─── Excerpted data ───

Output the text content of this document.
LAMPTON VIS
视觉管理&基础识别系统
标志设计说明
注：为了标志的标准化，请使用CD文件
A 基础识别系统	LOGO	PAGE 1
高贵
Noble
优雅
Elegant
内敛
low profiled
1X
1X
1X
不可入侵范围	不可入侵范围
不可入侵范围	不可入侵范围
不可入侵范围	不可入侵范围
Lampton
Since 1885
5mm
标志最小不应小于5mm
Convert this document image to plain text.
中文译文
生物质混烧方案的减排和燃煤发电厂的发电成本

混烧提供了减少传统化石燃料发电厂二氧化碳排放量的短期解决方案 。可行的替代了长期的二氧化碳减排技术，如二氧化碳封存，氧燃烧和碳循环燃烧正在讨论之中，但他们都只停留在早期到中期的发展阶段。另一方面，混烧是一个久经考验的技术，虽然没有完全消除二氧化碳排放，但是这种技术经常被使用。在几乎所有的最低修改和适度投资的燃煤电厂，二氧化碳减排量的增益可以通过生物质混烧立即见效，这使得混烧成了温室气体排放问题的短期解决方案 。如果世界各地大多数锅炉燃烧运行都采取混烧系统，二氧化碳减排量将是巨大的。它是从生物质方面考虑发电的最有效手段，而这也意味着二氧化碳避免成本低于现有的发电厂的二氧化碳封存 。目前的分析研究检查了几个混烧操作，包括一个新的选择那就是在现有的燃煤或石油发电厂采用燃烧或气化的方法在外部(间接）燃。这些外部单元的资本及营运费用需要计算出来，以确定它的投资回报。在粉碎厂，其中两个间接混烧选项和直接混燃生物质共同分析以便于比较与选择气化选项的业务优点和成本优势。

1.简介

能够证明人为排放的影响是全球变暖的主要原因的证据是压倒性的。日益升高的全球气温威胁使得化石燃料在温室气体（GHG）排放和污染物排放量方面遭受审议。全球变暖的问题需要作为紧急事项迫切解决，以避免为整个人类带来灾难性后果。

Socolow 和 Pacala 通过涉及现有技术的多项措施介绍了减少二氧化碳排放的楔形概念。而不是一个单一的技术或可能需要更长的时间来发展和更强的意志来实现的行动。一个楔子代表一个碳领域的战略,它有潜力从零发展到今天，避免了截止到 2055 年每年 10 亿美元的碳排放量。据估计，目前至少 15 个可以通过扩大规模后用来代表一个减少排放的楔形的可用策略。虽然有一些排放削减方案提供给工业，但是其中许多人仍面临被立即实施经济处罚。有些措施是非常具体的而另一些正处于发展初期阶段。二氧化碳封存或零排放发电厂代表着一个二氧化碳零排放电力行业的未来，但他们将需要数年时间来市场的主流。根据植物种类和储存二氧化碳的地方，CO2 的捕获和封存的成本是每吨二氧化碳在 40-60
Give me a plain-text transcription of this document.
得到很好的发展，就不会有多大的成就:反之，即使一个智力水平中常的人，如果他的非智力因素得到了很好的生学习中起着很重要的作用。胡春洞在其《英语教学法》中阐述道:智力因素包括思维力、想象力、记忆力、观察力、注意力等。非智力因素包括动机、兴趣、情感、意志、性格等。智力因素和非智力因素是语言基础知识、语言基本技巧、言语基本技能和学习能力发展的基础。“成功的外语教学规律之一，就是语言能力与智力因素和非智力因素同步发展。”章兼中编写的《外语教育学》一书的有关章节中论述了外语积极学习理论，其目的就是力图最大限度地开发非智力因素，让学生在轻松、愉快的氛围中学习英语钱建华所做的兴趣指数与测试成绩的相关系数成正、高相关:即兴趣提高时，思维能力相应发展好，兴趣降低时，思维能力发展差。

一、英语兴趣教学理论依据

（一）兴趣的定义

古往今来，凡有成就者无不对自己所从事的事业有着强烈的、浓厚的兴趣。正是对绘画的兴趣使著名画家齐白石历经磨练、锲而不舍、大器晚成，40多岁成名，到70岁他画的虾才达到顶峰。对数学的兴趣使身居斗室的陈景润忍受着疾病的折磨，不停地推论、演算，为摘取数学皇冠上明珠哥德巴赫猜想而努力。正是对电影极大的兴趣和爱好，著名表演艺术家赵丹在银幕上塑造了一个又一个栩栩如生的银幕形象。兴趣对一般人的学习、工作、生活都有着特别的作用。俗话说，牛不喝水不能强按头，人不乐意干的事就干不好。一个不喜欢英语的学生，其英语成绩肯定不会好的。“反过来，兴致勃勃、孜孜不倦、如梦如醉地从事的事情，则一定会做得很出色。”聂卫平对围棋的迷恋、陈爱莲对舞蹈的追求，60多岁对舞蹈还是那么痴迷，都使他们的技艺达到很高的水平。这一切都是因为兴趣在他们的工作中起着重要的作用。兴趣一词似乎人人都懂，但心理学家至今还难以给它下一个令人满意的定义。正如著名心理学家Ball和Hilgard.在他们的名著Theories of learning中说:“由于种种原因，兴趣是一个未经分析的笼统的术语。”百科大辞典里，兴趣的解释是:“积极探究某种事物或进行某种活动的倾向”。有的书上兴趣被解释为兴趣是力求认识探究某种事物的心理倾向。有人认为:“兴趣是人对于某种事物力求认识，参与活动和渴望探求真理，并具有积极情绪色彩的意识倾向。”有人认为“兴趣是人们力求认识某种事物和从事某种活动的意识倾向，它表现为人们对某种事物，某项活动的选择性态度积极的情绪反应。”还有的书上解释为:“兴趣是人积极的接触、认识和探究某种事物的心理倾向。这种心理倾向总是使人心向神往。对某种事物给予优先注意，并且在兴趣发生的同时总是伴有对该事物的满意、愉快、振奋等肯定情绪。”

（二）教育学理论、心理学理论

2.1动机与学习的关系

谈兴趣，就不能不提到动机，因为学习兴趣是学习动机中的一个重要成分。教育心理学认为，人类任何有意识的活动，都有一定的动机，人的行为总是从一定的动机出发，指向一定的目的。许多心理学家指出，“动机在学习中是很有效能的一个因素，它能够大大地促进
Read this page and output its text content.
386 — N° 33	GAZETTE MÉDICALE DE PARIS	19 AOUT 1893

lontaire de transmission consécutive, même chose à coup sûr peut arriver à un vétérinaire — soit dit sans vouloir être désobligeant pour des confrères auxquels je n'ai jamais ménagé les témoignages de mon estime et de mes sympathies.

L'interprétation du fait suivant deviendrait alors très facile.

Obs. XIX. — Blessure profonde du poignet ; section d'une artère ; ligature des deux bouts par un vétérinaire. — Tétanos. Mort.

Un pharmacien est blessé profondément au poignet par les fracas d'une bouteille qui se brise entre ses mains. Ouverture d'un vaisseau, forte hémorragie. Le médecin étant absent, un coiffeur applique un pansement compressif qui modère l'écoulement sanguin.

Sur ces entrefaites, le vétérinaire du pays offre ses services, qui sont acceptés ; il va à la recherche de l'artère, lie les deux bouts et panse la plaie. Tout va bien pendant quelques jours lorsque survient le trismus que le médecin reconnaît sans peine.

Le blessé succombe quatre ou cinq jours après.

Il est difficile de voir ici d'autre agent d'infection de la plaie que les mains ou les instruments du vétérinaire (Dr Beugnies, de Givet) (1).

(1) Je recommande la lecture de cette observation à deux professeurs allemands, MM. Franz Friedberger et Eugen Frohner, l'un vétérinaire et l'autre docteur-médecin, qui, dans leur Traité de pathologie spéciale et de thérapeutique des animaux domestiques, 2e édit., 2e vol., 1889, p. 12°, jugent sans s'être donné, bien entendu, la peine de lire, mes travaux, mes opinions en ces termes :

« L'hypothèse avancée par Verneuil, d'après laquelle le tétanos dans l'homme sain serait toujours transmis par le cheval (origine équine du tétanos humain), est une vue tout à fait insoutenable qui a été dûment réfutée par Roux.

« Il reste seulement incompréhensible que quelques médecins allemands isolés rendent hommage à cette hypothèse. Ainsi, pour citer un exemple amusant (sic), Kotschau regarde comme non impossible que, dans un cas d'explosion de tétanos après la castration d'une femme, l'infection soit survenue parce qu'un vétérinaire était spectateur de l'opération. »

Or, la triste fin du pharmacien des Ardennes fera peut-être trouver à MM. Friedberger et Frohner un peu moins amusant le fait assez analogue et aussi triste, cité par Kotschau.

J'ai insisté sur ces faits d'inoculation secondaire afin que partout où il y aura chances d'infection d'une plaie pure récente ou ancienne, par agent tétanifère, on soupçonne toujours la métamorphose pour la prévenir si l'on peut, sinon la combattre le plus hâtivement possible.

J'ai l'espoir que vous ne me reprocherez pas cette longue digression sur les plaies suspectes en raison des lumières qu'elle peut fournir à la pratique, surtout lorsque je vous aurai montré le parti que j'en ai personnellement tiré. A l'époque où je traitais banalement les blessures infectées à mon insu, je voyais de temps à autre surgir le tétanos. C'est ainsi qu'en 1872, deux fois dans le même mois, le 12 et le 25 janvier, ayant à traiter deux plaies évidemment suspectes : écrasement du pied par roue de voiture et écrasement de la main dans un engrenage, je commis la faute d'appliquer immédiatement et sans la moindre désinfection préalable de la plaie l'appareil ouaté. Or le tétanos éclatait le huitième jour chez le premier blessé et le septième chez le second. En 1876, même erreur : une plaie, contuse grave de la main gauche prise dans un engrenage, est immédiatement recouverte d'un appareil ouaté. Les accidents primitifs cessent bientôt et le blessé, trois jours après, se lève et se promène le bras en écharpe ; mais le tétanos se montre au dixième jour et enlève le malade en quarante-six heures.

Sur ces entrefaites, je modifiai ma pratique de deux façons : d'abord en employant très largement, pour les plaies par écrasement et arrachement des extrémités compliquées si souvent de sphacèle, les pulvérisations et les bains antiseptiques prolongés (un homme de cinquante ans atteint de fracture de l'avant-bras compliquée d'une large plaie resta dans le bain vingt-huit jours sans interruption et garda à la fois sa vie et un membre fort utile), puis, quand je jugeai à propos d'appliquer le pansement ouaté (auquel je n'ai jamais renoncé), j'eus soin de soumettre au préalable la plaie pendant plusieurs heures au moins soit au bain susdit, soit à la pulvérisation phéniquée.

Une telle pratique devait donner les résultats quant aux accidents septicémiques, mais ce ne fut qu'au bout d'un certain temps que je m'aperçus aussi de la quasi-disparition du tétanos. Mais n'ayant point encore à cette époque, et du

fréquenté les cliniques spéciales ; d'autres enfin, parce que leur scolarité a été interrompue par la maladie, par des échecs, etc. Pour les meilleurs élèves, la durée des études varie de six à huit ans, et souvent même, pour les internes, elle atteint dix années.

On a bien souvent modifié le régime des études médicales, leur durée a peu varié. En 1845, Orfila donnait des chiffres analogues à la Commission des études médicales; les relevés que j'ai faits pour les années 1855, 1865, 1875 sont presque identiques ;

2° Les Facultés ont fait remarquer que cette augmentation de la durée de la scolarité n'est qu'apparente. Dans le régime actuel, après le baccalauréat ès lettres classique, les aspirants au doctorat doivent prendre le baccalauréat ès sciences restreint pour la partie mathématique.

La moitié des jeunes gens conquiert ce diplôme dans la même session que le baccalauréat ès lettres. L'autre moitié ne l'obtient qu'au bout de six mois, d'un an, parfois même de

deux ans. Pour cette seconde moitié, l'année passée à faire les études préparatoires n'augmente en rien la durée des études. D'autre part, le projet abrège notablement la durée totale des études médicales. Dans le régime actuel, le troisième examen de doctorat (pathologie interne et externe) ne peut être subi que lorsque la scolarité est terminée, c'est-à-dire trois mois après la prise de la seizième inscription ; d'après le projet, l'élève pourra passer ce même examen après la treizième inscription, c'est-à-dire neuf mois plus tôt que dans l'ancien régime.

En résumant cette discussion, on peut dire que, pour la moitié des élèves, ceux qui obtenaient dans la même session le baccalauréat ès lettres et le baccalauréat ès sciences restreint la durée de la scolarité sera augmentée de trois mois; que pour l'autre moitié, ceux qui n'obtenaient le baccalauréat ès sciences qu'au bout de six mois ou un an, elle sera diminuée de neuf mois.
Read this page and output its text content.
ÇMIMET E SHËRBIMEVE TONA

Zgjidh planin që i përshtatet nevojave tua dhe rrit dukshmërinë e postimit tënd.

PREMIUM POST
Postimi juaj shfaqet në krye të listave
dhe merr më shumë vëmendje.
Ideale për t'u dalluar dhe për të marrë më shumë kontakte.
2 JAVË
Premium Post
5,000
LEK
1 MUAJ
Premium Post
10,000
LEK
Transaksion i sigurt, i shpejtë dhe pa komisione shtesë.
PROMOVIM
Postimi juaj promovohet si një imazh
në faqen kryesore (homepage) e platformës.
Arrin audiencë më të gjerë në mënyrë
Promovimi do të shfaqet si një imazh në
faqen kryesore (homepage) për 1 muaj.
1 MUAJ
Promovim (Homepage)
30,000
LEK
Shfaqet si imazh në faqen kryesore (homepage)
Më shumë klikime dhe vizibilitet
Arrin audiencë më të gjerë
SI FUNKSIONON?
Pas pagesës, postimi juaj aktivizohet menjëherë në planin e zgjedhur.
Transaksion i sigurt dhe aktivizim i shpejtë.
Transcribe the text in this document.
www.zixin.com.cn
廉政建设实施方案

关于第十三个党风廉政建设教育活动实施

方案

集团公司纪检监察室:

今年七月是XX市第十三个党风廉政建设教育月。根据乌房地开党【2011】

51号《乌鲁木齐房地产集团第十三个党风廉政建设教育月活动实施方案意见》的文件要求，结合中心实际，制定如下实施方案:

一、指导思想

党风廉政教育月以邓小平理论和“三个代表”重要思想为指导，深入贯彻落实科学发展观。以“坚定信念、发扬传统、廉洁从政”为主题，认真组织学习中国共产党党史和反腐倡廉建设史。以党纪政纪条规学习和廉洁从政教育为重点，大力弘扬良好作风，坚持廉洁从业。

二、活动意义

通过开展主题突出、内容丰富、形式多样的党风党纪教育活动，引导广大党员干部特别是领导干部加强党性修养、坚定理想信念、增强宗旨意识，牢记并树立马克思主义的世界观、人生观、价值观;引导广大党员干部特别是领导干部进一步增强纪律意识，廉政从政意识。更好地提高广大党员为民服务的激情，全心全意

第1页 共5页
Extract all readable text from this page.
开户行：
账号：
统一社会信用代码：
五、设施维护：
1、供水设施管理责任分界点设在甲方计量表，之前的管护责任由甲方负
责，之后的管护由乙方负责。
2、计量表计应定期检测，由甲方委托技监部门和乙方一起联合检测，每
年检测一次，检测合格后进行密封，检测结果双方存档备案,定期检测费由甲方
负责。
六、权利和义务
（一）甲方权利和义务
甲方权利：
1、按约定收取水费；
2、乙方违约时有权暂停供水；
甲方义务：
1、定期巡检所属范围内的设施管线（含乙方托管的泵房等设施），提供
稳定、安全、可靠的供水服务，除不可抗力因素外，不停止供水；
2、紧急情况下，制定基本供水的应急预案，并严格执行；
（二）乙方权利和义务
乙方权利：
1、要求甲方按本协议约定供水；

───

Scan the lines for the string "époque". Copy out each line that matches.

J'ai l'espoir que vous ne me reprocherez pas cette longue digression sur les plaies suspectes en raison des lumières qu'elle peut fournir à la pratique, surtout lorsque je vous aurai montré le parti que j'en ai personnellement tiré. A l'époque où je traitais banalement les blessures infectées à mon insu, je voyais de temps à autre surgir le tétanos. C'est ainsi qu'en 1872, deux fois dans le même mois, le 12 et le 25 janvier, ayant à traiter deux plaies évidemment suspectes : écrasement du pied par roue de voiture et écrasement de la main dans un engrenage, je commis la faute d'appliquer immédiatement et sans la moindre désinfection préalable de la plaie l'appareil ouaté. Or le tétanos éclatait le huitième jour chez le premier blessé et le septième chez le second. En 1876, même erreur : une plaie, contuse grave de la main gauche prise dans un engrenage, est immédiatement recouverte d'un appareil ouaté. Les accidents primitifs cessent bientôt et le blessé, trois jours après, se lève et se promène le bras en écharpe ; mais le tétanos se montre au dixième jour et enlève le malade en quarante-six heures.
Une telle pratique devait donner les résultats quant aux accidents septicémiques, mais ce ne fut qu'au bout d'un certain temps que je m'aperçus aussi de la quasi-disparition du tétanos. Mais n'ayant point encore à cette époque, et du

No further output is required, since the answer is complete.